(Task requirements)
Go through the material below and copy all lines with "Nuevos".

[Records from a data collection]
--------------------------------
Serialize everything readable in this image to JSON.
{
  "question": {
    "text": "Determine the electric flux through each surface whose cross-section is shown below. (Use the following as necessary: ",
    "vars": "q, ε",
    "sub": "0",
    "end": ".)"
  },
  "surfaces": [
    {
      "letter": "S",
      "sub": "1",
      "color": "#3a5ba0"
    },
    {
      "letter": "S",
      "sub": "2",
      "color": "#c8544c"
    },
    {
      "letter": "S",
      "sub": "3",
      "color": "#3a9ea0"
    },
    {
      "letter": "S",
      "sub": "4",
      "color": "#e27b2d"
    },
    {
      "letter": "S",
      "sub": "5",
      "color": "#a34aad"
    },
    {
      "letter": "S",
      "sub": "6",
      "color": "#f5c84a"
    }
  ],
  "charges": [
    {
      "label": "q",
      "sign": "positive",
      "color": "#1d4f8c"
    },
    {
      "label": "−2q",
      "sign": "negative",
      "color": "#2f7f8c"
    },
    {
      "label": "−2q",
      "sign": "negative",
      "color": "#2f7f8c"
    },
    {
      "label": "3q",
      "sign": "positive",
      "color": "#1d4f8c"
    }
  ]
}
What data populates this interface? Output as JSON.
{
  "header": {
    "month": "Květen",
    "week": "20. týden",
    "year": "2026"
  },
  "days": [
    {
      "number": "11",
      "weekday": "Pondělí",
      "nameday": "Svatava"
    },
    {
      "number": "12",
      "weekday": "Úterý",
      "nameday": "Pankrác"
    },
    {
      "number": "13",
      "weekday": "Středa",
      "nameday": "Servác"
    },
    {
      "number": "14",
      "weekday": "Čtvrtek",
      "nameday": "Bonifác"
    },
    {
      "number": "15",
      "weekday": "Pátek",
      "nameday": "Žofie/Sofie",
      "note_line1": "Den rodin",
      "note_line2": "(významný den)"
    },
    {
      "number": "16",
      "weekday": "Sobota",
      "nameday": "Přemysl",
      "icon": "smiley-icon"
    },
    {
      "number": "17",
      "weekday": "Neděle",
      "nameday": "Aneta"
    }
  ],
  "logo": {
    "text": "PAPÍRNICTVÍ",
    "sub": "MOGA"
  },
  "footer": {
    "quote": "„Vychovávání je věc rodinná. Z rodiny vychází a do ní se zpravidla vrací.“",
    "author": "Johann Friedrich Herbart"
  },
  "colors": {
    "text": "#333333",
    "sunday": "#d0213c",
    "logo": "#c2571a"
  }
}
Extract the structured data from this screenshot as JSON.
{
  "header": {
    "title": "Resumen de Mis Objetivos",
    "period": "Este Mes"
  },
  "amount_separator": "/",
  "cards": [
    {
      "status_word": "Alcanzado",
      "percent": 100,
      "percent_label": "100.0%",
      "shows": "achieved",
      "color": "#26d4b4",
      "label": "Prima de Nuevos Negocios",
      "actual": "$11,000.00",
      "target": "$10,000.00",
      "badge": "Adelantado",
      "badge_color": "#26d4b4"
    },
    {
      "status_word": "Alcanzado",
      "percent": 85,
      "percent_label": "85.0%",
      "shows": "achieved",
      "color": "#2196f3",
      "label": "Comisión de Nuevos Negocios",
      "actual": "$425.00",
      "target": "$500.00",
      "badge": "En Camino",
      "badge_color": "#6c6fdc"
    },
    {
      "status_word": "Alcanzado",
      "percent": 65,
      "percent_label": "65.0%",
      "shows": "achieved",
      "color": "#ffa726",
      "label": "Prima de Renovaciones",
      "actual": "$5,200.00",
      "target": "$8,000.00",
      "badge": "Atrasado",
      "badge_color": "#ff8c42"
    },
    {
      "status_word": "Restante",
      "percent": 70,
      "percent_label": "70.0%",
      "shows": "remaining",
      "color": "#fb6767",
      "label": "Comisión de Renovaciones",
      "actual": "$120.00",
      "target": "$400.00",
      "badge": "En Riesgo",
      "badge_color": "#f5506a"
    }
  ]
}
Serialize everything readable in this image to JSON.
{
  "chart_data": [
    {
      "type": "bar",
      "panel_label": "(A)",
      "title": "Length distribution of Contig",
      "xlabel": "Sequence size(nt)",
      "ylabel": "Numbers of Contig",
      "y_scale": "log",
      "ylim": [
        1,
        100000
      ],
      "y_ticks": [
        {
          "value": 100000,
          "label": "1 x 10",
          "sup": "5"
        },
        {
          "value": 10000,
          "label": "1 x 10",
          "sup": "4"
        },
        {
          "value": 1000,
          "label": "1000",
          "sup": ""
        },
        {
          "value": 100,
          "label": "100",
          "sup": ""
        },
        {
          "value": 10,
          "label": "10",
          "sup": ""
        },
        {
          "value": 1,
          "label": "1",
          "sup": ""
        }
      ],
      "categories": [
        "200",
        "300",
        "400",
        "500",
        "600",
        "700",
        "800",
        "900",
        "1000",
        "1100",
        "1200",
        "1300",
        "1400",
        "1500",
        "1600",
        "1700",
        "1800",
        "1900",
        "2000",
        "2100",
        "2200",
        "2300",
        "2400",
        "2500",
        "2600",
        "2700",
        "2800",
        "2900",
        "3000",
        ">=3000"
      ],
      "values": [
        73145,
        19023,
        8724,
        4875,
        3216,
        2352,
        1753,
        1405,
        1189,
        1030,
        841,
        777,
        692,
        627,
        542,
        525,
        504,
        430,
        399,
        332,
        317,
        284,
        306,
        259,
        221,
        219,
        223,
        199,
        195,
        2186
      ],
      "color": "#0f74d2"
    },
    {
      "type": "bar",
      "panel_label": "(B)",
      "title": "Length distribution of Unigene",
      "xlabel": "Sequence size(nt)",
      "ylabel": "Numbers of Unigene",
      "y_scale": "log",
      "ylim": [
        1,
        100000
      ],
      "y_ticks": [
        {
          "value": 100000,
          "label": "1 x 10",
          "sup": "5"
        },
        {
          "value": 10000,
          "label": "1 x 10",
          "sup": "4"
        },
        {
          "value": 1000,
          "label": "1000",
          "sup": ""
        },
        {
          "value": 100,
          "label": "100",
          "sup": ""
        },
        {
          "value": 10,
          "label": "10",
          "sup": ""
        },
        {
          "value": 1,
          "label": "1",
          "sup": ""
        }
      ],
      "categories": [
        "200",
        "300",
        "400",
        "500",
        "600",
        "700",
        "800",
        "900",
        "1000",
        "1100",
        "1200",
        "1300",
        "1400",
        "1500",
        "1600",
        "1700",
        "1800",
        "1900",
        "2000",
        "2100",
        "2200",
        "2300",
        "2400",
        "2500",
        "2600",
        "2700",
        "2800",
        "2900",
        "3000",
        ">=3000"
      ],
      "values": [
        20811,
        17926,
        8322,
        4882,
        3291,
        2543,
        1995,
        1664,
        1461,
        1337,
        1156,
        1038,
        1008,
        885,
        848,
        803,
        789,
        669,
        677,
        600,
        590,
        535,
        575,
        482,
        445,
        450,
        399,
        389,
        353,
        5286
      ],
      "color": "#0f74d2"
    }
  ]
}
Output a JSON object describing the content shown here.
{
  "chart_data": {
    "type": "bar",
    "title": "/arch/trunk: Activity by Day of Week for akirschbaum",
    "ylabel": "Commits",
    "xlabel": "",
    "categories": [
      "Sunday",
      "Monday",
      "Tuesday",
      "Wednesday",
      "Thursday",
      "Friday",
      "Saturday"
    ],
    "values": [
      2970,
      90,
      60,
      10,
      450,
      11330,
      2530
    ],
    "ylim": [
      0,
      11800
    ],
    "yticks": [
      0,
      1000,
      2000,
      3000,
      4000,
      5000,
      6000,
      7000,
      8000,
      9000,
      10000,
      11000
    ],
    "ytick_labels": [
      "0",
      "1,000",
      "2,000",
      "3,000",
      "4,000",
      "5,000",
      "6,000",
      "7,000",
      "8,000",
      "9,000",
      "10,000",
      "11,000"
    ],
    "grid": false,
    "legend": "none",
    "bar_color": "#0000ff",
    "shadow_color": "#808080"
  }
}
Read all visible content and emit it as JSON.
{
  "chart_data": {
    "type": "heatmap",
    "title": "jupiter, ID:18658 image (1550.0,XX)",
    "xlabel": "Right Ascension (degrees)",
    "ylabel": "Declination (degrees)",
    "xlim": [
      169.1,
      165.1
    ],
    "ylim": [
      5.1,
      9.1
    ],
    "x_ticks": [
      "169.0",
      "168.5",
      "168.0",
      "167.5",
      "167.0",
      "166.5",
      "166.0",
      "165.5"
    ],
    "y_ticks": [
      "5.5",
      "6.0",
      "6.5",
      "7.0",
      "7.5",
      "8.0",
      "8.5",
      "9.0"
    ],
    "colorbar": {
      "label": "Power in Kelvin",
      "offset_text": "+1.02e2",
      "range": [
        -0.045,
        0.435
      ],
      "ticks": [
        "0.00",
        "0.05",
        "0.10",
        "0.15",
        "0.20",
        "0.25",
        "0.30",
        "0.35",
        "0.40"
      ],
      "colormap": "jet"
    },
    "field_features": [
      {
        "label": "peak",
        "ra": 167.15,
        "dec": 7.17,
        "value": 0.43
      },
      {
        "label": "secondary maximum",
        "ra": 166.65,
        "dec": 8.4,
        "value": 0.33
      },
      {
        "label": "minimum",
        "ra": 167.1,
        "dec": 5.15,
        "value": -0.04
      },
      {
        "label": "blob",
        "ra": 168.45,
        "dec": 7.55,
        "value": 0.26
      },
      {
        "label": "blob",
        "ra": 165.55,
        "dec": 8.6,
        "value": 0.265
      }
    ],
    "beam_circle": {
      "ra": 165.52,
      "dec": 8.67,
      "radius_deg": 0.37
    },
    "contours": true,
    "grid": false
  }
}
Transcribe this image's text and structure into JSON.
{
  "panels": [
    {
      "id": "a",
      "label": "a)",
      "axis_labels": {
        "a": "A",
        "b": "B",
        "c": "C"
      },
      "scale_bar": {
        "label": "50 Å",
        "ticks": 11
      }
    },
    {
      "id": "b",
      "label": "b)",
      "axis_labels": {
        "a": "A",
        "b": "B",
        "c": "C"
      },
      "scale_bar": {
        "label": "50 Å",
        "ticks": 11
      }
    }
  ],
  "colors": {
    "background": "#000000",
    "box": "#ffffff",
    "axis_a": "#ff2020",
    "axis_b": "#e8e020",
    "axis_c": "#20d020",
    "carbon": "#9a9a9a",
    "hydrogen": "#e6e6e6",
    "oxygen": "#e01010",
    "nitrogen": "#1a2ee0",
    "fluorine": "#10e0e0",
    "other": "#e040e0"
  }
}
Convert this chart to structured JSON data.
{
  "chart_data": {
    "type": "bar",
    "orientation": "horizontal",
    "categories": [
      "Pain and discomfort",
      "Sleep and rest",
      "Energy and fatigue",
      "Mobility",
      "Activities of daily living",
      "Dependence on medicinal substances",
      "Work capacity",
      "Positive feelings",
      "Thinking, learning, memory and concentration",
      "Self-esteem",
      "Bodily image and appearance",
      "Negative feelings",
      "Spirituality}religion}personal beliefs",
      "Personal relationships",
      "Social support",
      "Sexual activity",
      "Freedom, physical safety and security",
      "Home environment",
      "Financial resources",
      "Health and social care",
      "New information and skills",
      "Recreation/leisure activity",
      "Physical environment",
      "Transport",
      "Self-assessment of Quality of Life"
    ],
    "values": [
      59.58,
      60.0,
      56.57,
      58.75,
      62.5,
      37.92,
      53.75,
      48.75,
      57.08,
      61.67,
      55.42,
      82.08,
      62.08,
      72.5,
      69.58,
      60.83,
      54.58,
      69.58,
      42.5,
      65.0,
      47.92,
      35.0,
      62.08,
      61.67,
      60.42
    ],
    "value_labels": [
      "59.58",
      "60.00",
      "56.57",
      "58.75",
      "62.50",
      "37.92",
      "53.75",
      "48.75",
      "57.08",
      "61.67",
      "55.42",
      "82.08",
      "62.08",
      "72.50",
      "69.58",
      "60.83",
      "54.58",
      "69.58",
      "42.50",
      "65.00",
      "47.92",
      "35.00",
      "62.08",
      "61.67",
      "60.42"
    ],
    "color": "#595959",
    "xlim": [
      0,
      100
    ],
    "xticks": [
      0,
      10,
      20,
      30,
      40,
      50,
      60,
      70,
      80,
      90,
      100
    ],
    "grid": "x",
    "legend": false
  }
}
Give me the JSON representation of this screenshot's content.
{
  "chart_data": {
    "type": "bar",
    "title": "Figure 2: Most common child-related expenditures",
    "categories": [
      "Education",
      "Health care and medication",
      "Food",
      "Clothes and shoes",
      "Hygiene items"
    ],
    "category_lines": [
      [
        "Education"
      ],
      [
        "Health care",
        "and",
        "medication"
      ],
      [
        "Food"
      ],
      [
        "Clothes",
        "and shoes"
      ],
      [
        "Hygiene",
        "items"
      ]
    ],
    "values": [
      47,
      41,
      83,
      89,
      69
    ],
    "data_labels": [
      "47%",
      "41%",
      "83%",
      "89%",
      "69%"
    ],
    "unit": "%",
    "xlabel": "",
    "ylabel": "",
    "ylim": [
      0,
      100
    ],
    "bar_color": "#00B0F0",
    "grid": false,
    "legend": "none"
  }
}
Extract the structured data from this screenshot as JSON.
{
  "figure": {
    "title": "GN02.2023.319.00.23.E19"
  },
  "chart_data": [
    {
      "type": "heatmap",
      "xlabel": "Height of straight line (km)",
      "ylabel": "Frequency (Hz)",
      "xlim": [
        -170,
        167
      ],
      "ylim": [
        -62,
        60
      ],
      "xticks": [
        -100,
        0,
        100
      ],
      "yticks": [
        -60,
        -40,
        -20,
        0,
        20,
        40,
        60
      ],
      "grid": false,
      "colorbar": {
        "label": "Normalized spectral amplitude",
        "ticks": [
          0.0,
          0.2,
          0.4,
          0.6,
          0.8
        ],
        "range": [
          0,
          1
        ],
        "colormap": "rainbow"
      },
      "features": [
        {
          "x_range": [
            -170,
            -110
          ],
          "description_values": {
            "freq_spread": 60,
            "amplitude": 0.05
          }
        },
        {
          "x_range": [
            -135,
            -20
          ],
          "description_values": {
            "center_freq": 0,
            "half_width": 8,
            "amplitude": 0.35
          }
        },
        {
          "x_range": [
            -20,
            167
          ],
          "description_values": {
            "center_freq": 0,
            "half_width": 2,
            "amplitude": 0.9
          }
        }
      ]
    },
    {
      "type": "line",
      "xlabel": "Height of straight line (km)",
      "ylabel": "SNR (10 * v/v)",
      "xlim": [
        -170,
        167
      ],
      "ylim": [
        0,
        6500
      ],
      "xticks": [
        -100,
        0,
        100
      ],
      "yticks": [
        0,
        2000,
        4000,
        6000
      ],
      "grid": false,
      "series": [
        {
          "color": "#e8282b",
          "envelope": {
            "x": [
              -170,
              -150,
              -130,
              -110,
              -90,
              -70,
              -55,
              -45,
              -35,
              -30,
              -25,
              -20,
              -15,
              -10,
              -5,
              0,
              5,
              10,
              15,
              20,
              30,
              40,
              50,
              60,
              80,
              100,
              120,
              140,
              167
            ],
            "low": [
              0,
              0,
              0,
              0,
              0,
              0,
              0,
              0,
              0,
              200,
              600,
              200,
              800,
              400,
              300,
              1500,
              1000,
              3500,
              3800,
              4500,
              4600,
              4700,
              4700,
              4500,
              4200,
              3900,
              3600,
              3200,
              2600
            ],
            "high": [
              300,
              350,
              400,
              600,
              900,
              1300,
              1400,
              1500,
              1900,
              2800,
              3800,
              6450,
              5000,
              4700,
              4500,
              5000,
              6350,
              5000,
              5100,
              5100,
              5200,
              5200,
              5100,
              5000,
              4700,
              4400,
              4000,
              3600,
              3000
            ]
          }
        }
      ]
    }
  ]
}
--------------------------------
(Result of the task)
      "label": "Prima de Nuevos Negocios",
      "label": "Comisión de Nuevos Negocios",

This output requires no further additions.